• [GIVEN INSTRUCTION]
Write out every entry exactly as given, but omit the pictures.

• [AVAILABLE RECORDS]
********
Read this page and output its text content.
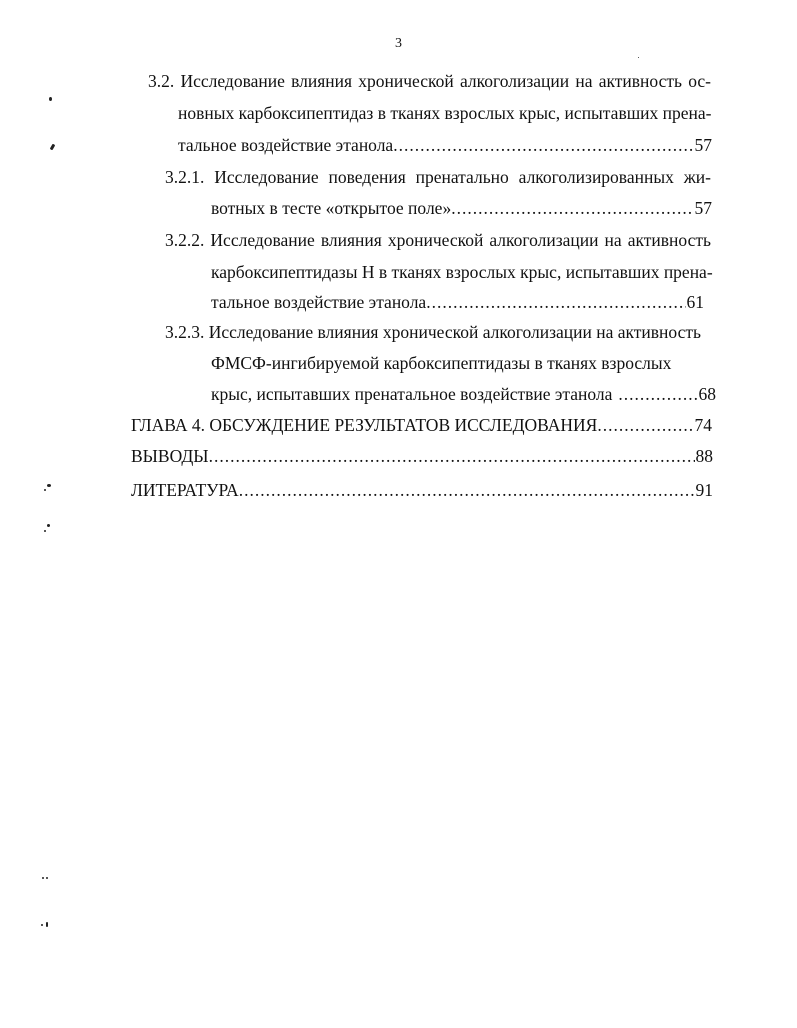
3
3.2. Исследование влияния хронической алкоголизации на активность ос-
новных карбоксипептидаз в тканях взрослых крыс, испытавших прена-
тальное воздействие этанола .....	57
3.2.1. Исследование поведения пренатально алкоголизированных жи-
вотных в тесте «открытое поле» .....	57
3.2.2. Исследование влияния хронической алкоголизации на активность
карбоксипептидазы Н в тканях взрослых крыс, испытавших прена-
тальное воздействие этанола .....	61
3.2.3. Исследование влияния хронической алкоголизации на активность
ФМСФ-ингибируемой карбоксипептидазы в тканях взрослых
крыс, испытавших пренатальное воздействие этанола .....	68
ГЛАВА 4. ОБСУЖДЕНИЕ РЕЗУЛЬТАТОВ ИССЛЕДОВАНИЯ .....	74
ВЫВОДЫ .....	88
ЛИТЕРАТУРА .....	91
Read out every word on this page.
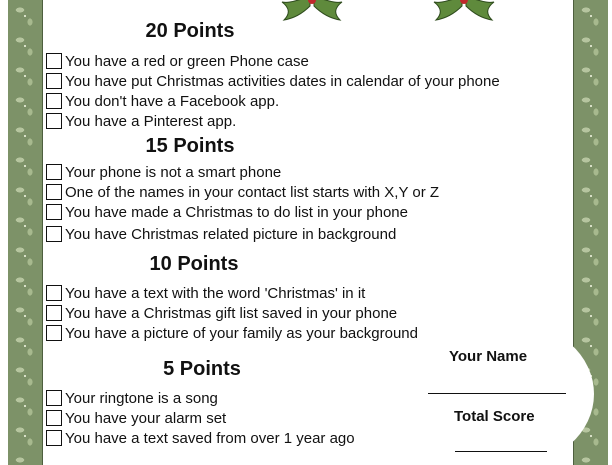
20 Points
You have a red or green Phone case
You have put Christmas activities dates in calendar of your phone
You don't have a Facebook app.
You have a Pinterest app.
15 Points
Your phone is not a smart phone
One of the names in your contact list starts with X,Y or Z
You have made a Christmas to do list in your phone
You have Christmas related picture in background
10 Points
You have a text with the word 'Christmas' in it
You have a Christmas gift list saved in your phone
You have a picture of your family as your background
Your Name
Total Score
5 Points
Your ringtone is a song
You have your alarm set
You have a text saved from over 1 year ago
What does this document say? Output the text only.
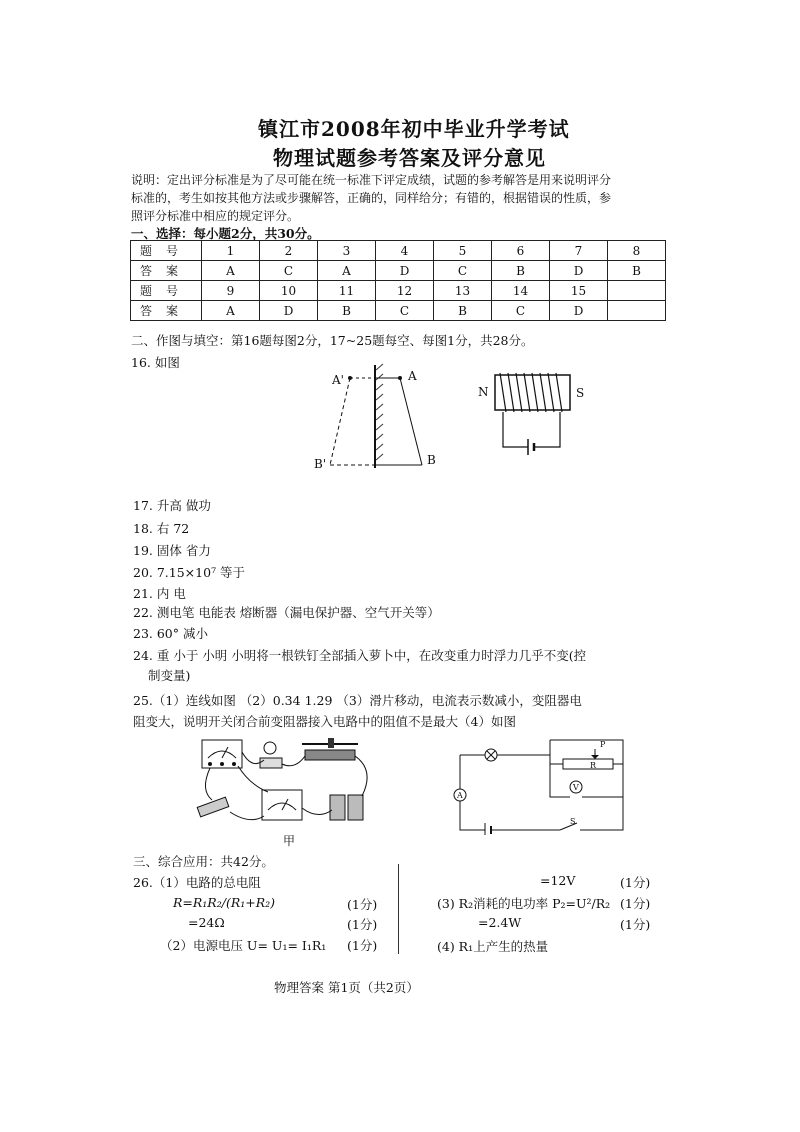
镇江市2008年初中毕业升学考试
物理试题参考答案及评分意见
说明：定出评分标准是为了尽可能在统一标准下评定成绩，试题的参考解答是用来说明评分
标准的，考生如按其他方法或步骤解答，正确的，同样给分；有错的，根据错误的性质，参
照评分标准中相应的规定评分。
一、选择：每小题2分，共30分。
题号	1	2	3	4	5	6	7	8
答案	A	C	A	D	C	B	D	B
题号	9	10	11	12	13	14	15	
答案	A	D	B	C	B	C	D	
二、作图与填空：第16题每图2分，17~25题每空、每图1分，共28分。
16. 如图
A'	A
B'	B
N	S
17. 升高 做功
18. 右 72
19. 固体 省力
20. 7.15×10⁷ 等于
21. 内 电
22. 测电笔 电能表 熔断器（漏电保护器、空气开关等）
23. 60° 减小
24. 重 小于 小明 小明将一根铁钉全部插入萝卜中，在改变重力时浮力几乎不变(控
制变量)
25.（1）连线如图 （2）0.34 1.29 （3）滑片移动，电流表示数减小，变阻器电
阻变大，说明开关闭合前变阻器接入电路中的阻值不是最大（4）如图
甲
A
V
P
R
S
三、综合应用：共42分。
26.（1）电路的总电阻
R=R₁R₂/(R₁+R₂)	(1分)
=24Ω	(1分)
（2）电源电压 U= U₁= I₁R₁ (1分)
=12V	(1分)
(3) R₂消耗的电功率 P₂=U²/R₂ (1分)
=2.4W	(1分)
(4) R₁上产生的热量
物理答案 第1页（共2页）
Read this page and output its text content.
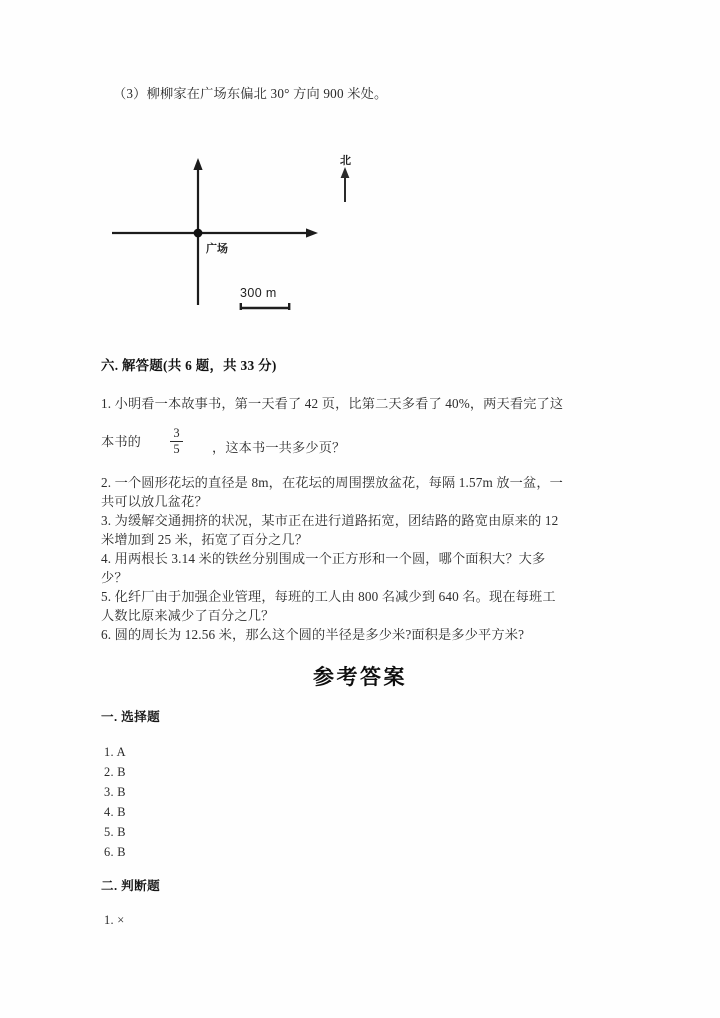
（3）柳柳家在广场东偏北 30° 方向 900 米处。
广场
北
300 m
六. 解答题(共 6 题，共 33 分)
1. 小明看一本故事书，第一天看了 42 页，比第二天多看了 40%，两天看完了这
本书的
3
5 ，这本书一共多少页？
2. 一个圆形花坛的直径是 8m，在花坛的周围摆放盆花，每隔 1.57m 放一盆，一
共可以放几盆花？
3. 为缓解交通拥挤的状况，某市正在进行道路拓宽，团结路的路宽由原来的 12
米增加到 25 米，拓宽了百分之几？
4. 用两根长 3.14 米的铁丝分别围成一个正方形和一个圆，哪个面积大？大多
少？
5. 化纤厂由于加强企业管理，每班的工人由 800 名减少到 640 名。现在每班工
人数比原来减少了百分之几？
6. 圆的周长为 12.56 米，那么这个圆的半径是多少米?面积是多少平方米?
参考答案
一. 选择题
1. A
2. B
3. B
4. B
5. B
6. B
二. 判断题
1. ×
********
• [REPLY]
Read this page and output its text content.
3
3.2. Исследование влияния хронической алкоголизации на активность ос-
новных карбоксипептидаз в тканях взрослых крыс, испытавших прена-
тальное воздействие этанола .....	57
3.2.1. Исследование поведения пренатально алкоголизированных жи-
вотных в тесте «открытое поле» .....	57
3.2.2. Исследование влияния хронической алкоголизации на активность
карбоксипептидазы Н в тканях взрослых крыс, испытавших прена-
тальное воздействие этанола .....	61
3.2.3. Исследование влияния хронической алкоголизации на активность
ФМСФ-ингибируемой карбоксипептидазы в тканях взрослых
крыс, испытавших пренатальное воздействие этанола .....	68
ГЛАВА 4. ОБСУЖДЕНИЕ РЕЗУЛЬТАТОВ ИССЛЕДОВАНИЯ .....	74
ВЫВОДЫ .....	88
ЛИТЕРАТУРА .....	91
Read out every word on this page.
20 Points
You have a red or green Phone case
You have put Christmas activities dates in calendar of your phone
You don't have a Facebook app.
You have a Pinterest app.
15 Points
Your phone is not a smart phone
One of the names in your contact list starts with X,Y or Z
You have made a Christmas to do list in your phone
You have Christmas related picture in background
10 Points
You have a text with the word 'Christmas' in it
You have a Christmas gift list saved in your phone
You have a picture of your family as your background
Your Name
Total Score
5 Points
Your ringtone is a song
You have your alarm set
You have a text saved from over 1 year ago
What does this document say? Output the text only.
镇江市2008年初中毕业升学考试
物理试题参考答案及评分意见
说明：定出评分标准是为了尽可能在统一标准下评定成绩，试题的参考解答是用来说明评分
标准的，考生如按其他方法或步骤解答，正确的，同样给分；有错的，根据错误的性质，参
照评分标准中相应的规定评分。
一、选择：每小题2分，共30分。
题号	1	2	3	4	5	6	7	8
答案	A	C	A	D	C	B	D	B
题号	9	10	11	12	13	14	15	
答案	A	D	B	C	B	C	D	
二、作图与填空：第16题每图2分，17~25题每空、每图1分，共28分。
16. 如图
A'	A
B'	B
N	S
17. 升高 做功
18. 右 72
19. 固体 省力
20. 7.15×10⁷ 等于
21. 内 电
22. 测电笔 电能表 熔断器（漏电保护器、空气开关等）
23. 60° 减小
24. 重 小于 小明 小明将一根铁钉全部插入萝卜中，在改变重力时浮力几乎不变(控
制变量)
25.（1）连线如图 （2）0.34 1.29 （3）滑片移动，电流表示数减小，变阻器电
阻变大，说明开关闭合前变阻器接入电路中的阻值不是最大（4）如图
甲
A
V
P
R
S
三、综合应用：共42分。
26.（1）电路的总电阻
R=R₁R₂/(R₁+R₂)	(1分)
=24Ω	(1分)
（2）电源电压 U= U₁= I₁R₁ (1分)
=12V	(1分)
(3) R₂消耗的电功率 P₂=U²/R₂ (1分)
=2.4W	(1分)
(4) R₁上产生的热量
物理答案 第1页（共2页）
Read this page and output its text content.
（3）柳柳家在广场东偏北 30° 方向 900 米处。
广场
北
300 m
六. 解答题(共 6 题，共 33 分)
1. 小明看一本故事书，第一天看了 42 页，比第二天多看了 40%，两天看完了这
本书的
3
5 ，这本书一共多少页？
2. 一个圆形花坛的直径是 8m，在花坛的周围摆放盆花，每隔 1.57m 放一盆，一
共可以放几盆花？
3. 为缓解交通拥挤的状况，某市正在进行道路拓宽，团结路的路宽由原来的 12
米增加到 25 米，拓宽了百分之几？
4. 用两根长 3.14 米的铁丝分别围成一个正方形和一个圆，哪个面积大？大多
少？
5. 化纤厂由于加强企业管理，每班的工人由 800 名减少到 640 名。现在每班工
人数比原来减少了百分之几？
6. 圆的周长为 12.56 米，那么这个圆的半径是多少米?面积是多少平方米?
参考答案
一. 选择题
1. A
2. B
3. B
4. B
5. B
6. B
二. 判断题
1. ×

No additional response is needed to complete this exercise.